EXERCISE DESCRIPTION: All of the lines below are to be printed again exactly; images are excluded from the output.
***** RECORDS SUPPLIED *****
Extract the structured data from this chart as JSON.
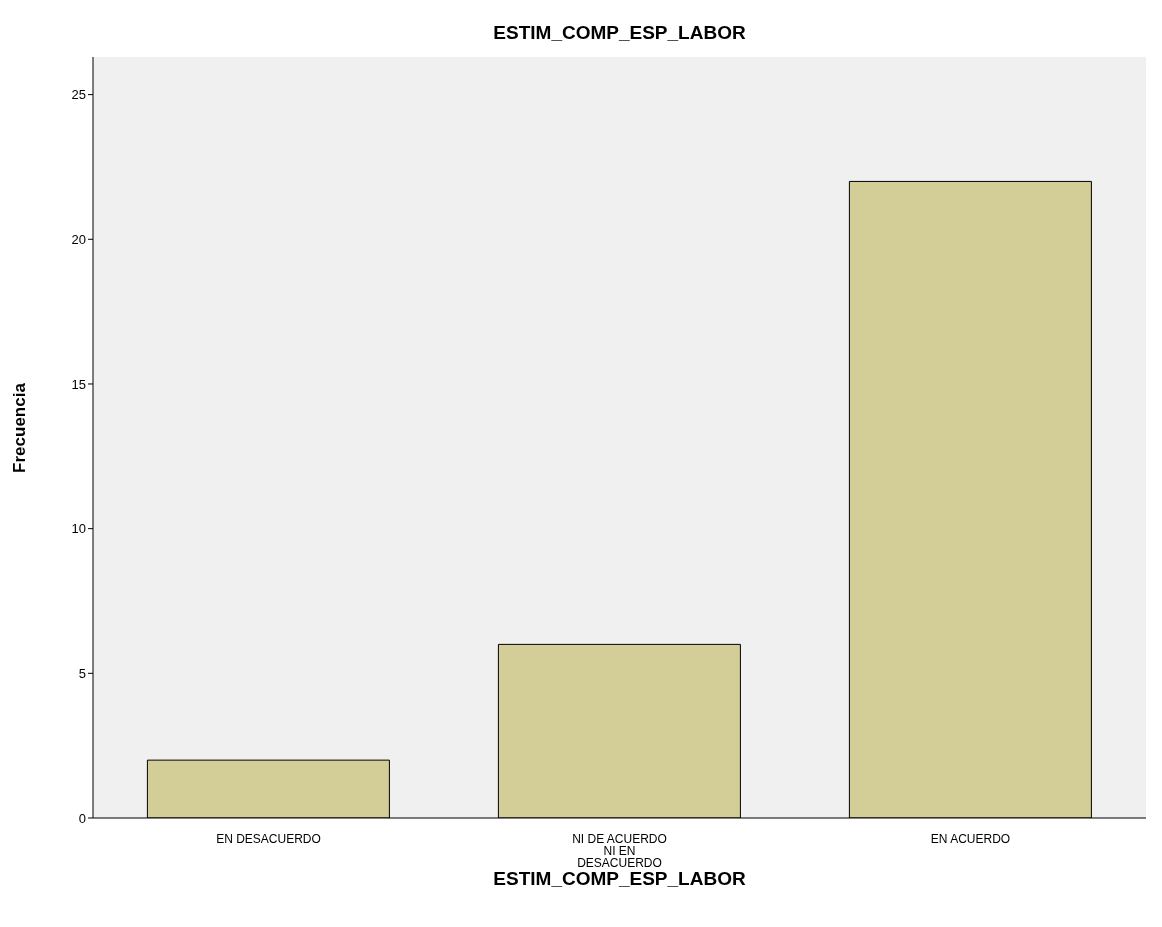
{
  "chart_data": {
    "type": "bar",
    "title": "ESTIM_COMP_ESP_LABOR",
    "xlabel": "ESTIM_COMP_ESP_LABOR",
    "ylabel": "Frecuencia",
    "categories": [
      "EN DESACUERDO",
      "NI DE ACUERDO NI EN DESACUERDO",
      "EN ACUERDO"
    ],
    "values": [
      2,
      6,
      22
    ],
    "color": "#d3ce97",
    "ylim": [
      0,
      26.3
    ],
    "yticks": [
      0,
      5,
      10,
      15,
      20,
      25
    ],
    "grid": false,
    "legend": false
  }
}
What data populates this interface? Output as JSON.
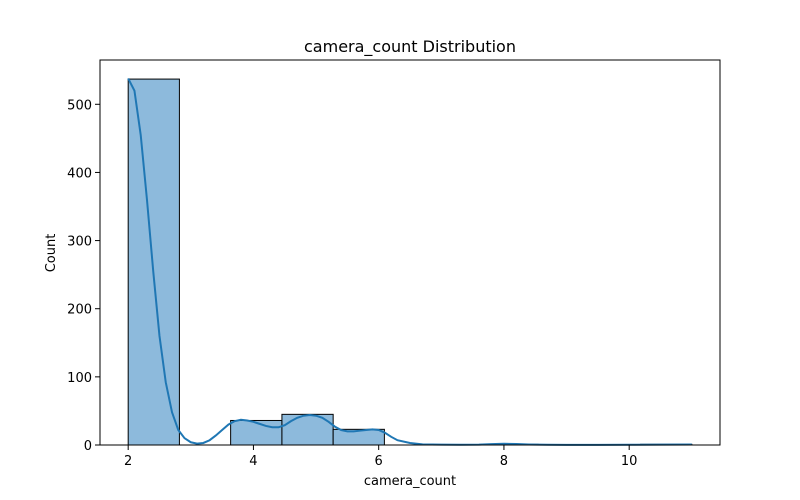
{
  "chart_data": {
    "type": "bar",
    "title": "camera_count Distribution",
    "xlabel": "camera_count",
    "ylabel": "Count",
    "xlim": [
      1.55,
      11.45
    ],
    "ylim": [
      0,
      565
    ],
    "x_ticks": [
      2,
      4,
      6,
      8,
      10
    ],
    "y_ticks": [
      0,
      100,
      200,
      300,
      400,
      500
    ],
    "bins": [
      {
        "x0": 2.0,
        "x1": 2.818,
        "count": 537
      },
      {
        "x0": 2.818,
        "x1": 3.636,
        "count": 0
      },
      {
        "x0": 3.636,
        "x1": 4.455,
        "count": 36
      },
      {
        "x0": 4.455,
        "x1": 5.273,
        "count": 45
      },
      {
        "x0": 5.273,
        "x1": 6.091,
        "count": 23
      },
      {
        "x0": 6.091,
        "x1": 6.909,
        "count": 0
      },
      {
        "x0": 6.909,
        "x1": 7.727,
        "count": 0
      },
      {
        "x0": 7.727,
        "x1": 8.545,
        "count": 1
      },
      {
        "x0": 8.545,
        "x1": 9.364,
        "count": 0
      },
      {
        "x0": 9.364,
        "x1": 10.182,
        "count": 0
      },
      {
        "x0": 10.182,
        "x1": 11.0,
        "count": 1
      }
    ],
    "kde": {
      "x": [
        2.0,
        2.1,
        2.2,
        2.3,
        2.4,
        2.5,
        2.6,
        2.7,
        2.8,
        2.9,
        3.0,
        3.1,
        3.2,
        3.3,
        3.4,
        3.5,
        3.6,
        3.7,
        3.8,
        3.9,
        4.0,
        4.1,
        4.2,
        4.3,
        4.4,
        4.5,
        4.6,
        4.7,
        4.8,
        4.9,
        5.0,
        5.1,
        5.2,
        5.3,
        5.4,
        5.5,
        5.6,
        5.7,
        5.8,
        5.9,
        6.0,
        6.1,
        6.2,
        6.3,
        6.5,
        6.7,
        7.0,
        7.3,
        7.6,
        7.8,
        8.0,
        8.2,
        8.4,
        8.7,
        9.0,
        9.5,
        10.0,
        10.5,
        11.0
      ],
      "y": [
        538,
        520,
        455,
        360,
        255,
        160,
        92,
        48,
        22,
        10,
        4,
        2,
        3,
        7,
        14,
        22,
        30,
        35,
        37,
        36,
        34,
        31,
        28,
        26,
        26,
        29,
        35,
        40,
        43,
        44,
        43,
        40,
        34,
        27,
        22,
        20,
        20,
        21,
        22,
        23,
        22,
        18,
        12,
        7,
        3,
        1,
        0.5,
        0.3,
        0.5,
        1.2,
        1.8,
        1.4,
        0.8,
        0.3,
        0.2,
        0.2,
        0.3,
        0.5,
        0.8
      ]
    },
    "colors": {
      "bar_fill": "#8dbadc",
      "bar_edge": "#000000",
      "kde_line": "#1f77b4"
    },
    "grid": false,
    "legend": "none"
  }
}
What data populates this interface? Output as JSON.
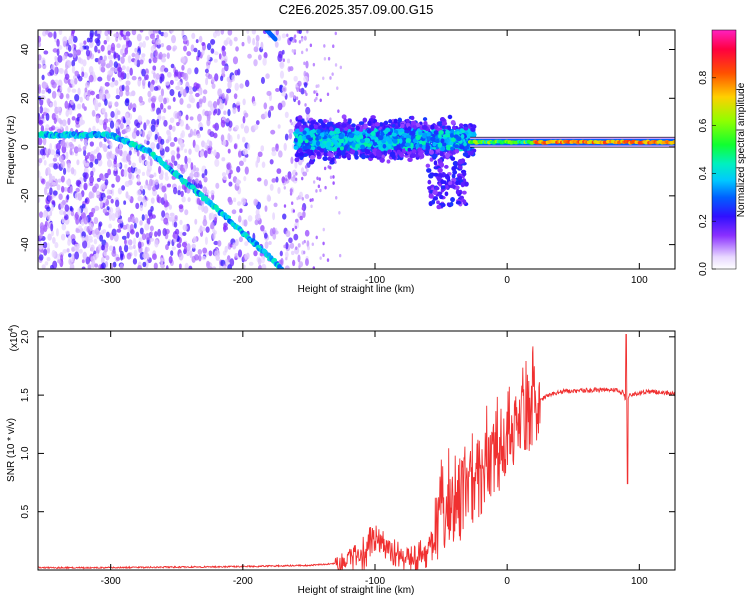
{
  "title": "C2E6.2025.357.09.00.G15",
  "chart_data": [
    {
      "type": "heatmap",
      "xlabel": "Height of straight line (km)",
      "ylabel": "Frequency (Hz)",
      "xlim": [
        -355,
        127
      ],
      "ylim": [
        -50,
        48
      ],
      "xticks": [
        -300,
        -200,
        -100,
        0,
        100
      ],
      "yticks": [
        -40,
        -20,
        0,
        20,
        40
      ],
      "colorbar": {
        "label": "Normalized spectral amplitude",
        "range": [
          0,
          1
        ],
        "ticks": [
          0.0,
          0.2,
          0.4,
          0.6,
          0.8
        ]
      },
      "carrier_line": {
        "x": [
          -355,
          -300,
          -270,
          -240,
          -210,
          -190,
          -170
        ],
        "freq": [
          5,
          5,
          -2,
          -16,
          -30,
          -40,
          -50
        ]
      },
      "upper_line": {
        "x": [
          -182,
          -175
        ],
        "freq": [
          48,
          44
        ]
      },
      "stable_band": {
        "x_start": -160,
        "x_end": 127,
        "freq_center": 2
      }
    },
    {
      "type": "line",
      "xlabel": "Height of straight line (km)",
      "ylabel": "SNR (10 * v/v)",
      "scale_note": "(x10",
      "scale_exp": "4",
      "xlim": [
        -355,
        127
      ],
      "ylim": [
        0,
        2.05
      ],
      "xticks": [
        -300,
        -200,
        -100,
        0,
        100
      ],
      "yticks": [
        0.5,
        1.0,
        1.5,
        2.0
      ],
      "series": [
        {
          "color": "#f03030",
          "x": [
            -355,
            -300,
            -250,
            -200,
            -150,
            -125,
            -110,
            -100,
            -90,
            -80,
            -70,
            -60,
            -50,
            -40,
            -30,
            -20,
            -10,
            0,
            10,
            20,
            30,
            40,
            60,
            80,
            88,
            90,
            92,
            100,
            110,
            127
          ],
          "y": [
            0.02,
            0.02,
            0.025,
            0.03,
            0.04,
            0.06,
            0.15,
            0.3,
            0.2,
            0.12,
            0.08,
            0.15,
            0.45,
            0.55,
            0.65,
            0.8,
            0.95,
            1.05,
            1.25,
            1.4,
            1.5,
            1.53,
            1.54,
            1.55,
            1.52,
            1.45,
            1.5,
            1.52,
            1.53,
            1.51
          ]
        }
      ]
    }
  ]
}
*****
WRITTEN RESPONSE:
Extract the structured data from this chart as JSON.
{
  "chart_data": {
    "type": "bar",
    "title": "ESTIM_COMP_ESP_LABOR",
    "xlabel": "ESTIM_COMP_ESP_LABOR",
    "ylabel": "Frecuencia",
    "categories": [
      "EN DESACUERDO",
      "NI DE ACUERDO NI EN DESACUERDO",
      "EN ACUERDO"
    ],
    "values": [
      2,
      6,
      22
    ],
    "color": "#d3ce97",
    "ylim": [
      0,
      26.3
    ],
    "yticks": [
      0,
      5,
      10,
      15,
      20,
      25
    ],
    "grid": false,
    "legend": false
  }
}
What data populates this interface? Output as JSON.
{
  "chart_data": {
    "type": "bar",
    "title": "camera_count Distribution",
    "xlabel": "camera_count",
    "ylabel": "Count",
    "xlim": [
      1.55,
      11.45
    ],
    "ylim": [
      0,
      565
    ],
    "x_ticks": [
      2,
      4,
      6,
      8,
      10
    ],
    "y_ticks": [
      0,
      100,
      200,
      300,
      400,
      500
    ],
    "bins": [
      {
        "x0": 2.0,
        "x1": 2.818,
        "count": 537
      },
      {
        "x0": 2.818,
        "x1": 3.636,
        "count": 0
      },
      {
        "x0": 3.636,
        "x1": 4.455,
        "count": 36
      },
      {
        "x0": 4.455,
        "x1": 5.273,
        "count": 45
      },
      {
        "x0": 5.273,
        "x1": 6.091,
        "count": 23
      },
      {
        "x0": 6.091,
        "x1": 6.909,
        "count": 0
      },
      {
        "x0": 6.909,
        "x1": 7.727,
        "count": 0
      },
      {
        "x0": 7.727,
        "x1": 8.545,
        "count": 1
      },
      {
        "x0": 8.545,
        "x1": 9.364,
        "count": 0
      },
      {
        "x0": 9.364,
        "x1": 10.182,
        "count": 0
      },
      {
        "x0": 10.182,
        "x1": 11.0,
        "count": 1
      }
    ],
    "kde": {
      "x": [
        2.0,
        2.1,
        2.2,
        2.3,
        2.4,
        2.5,
        2.6,
        2.7,
        2.8,
        2.9,
        3.0,
        3.1,
        3.2,
        3.3,
        3.4,
        3.5,
        3.6,
        3.7,
        3.8,
        3.9,
        4.0,
        4.1,
        4.2,
        4.3,
        4.4,
        4.5,
        4.6,
        4.7,
        4.8,
        4.9,
        5.0,
        5.1,
        5.2,
        5.3,
        5.4,
        5.5,
        5.6,
        5.7,
        5.8,
        5.9,
        6.0,
        6.1,
        6.2,
        6.3,
        6.5,
        6.7,
        7.0,
        7.3,
        7.6,
        7.8,
        8.0,
        8.2,
        8.4,
        8.7,
        9.0,
        9.5,
        10.0,
        10.5,
        11.0
      ],
      "y": [
        538,
        520,
        455,
        360,
        255,
        160,
        92,
        48,
        22,
        10,
        4,
        2,
        3,
        7,
        14,
        22,
        30,
        35,
        37,
        36,
        34,
        31,
        28,
        26,
        26,
        29,
        35,
        40,
        43,
        44,
        43,
        40,
        34,
        27,
        22,
        20,
        20,
        21,
        22,
        23,
        22,
        18,
        12,
        7,
        3,
        1,
        0.5,
        0.3,
        0.5,
        1.2,
        1.8,
        1.4,
        0.8,
        0.3,
        0.2,
        0.2,
        0.3,
        0.5,
        0.8
      ]
    },
    "colors": {
      "bar_fill": "#8dbadc",
      "bar_edge": "#000000",
      "kde_line": "#1f77b4"
    },
    "grid": false,
    "legend": "none"
  }
}
What data populates this interface? Output as JSON.
{
  "title": "C2E6.2025.357.09.00.G15",
  "chart_data": [
    {
      "type": "heatmap",
      "xlabel": "Height of straight line (km)",
      "ylabel": "Frequency (Hz)",
      "xlim": [
        -355,
        127
      ],
      "ylim": [
        -50,
        48
      ],
      "xticks": [
        -300,
        -200,
        -100,
        0,
        100
      ],
      "yticks": [
        -40,
        -20,
        0,
        20,
        40
      ],
      "colorbar": {
        "label": "Normalized spectral amplitude",
        "range": [
          0,
          1
        ],
        "ticks": [
          0.0,
          0.2,
          0.4,
          0.6,
          0.8
        ]
      },
      "carrier_line": {
        "x": [
          -355,
          -300,
          -270,
          -240,
          -210,
          -190,
          -170
        ],
        "freq": [
          5,
          5,
          -2,
          -16,
          -30,
          -40,
          -50
        ]
      },
      "upper_line": {
        "x": [
          -182,
          -175
        ],
        "freq": [
          48,
          44
        ]
      },
      "stable_band": {
        "x_start": -160,
        "x_end": 127,
        "freq_center": 2
      }
    },
    {
      "type": "line",
      "xlabel": "Height of straight line (km)",
      "ylabel": "SNR (10 * v/v)",
      "scale_note": "(x10",
      "scale_exp": "4",
      "xlim": [
        -355,
        127
      ],
      "ylim": [
        0,
        2.05
      ],
      "xticks": [
        -300,
        -200,
        -100,
        0,
        100
      ],
      "yticks": [
        0.5,
        1.0,
        1.5,
        2.0
      ],
      "series": [
        {
          "color": "#f03030",
          "x": [
            -355,
            -300,
            -250,
            -200,
            -150,
            -125,
            -110,
            -100,
            -90,
            -80,
            -70,
            -60,
            -50,
            -40,
            -30,
            -20,
            -10,
            0,
            10,
            20,
            30,
            40,
            60,
            80,
            88,
            90,
            92,
            100,
            110,
            127
          ],
          "y": [
            0.02,
            0.02,
            0.025,
            0.03,
            0.04,
            0.06,
            0.15,
            0.3,
            0.2,
            0.12,
            0.08,
            0.15,
            0.45,
            0.55,
            0.65,
            0.8,
            0.95,
            1.05,
            1.25,
            1.4,
            1.5,
            1.53,
            1.54,
            1.55,
            1.52,
            1.45,
            1.5,
            1.52,
            1.53,
            1.51
          ]
        }
      ]
    }
  ]
}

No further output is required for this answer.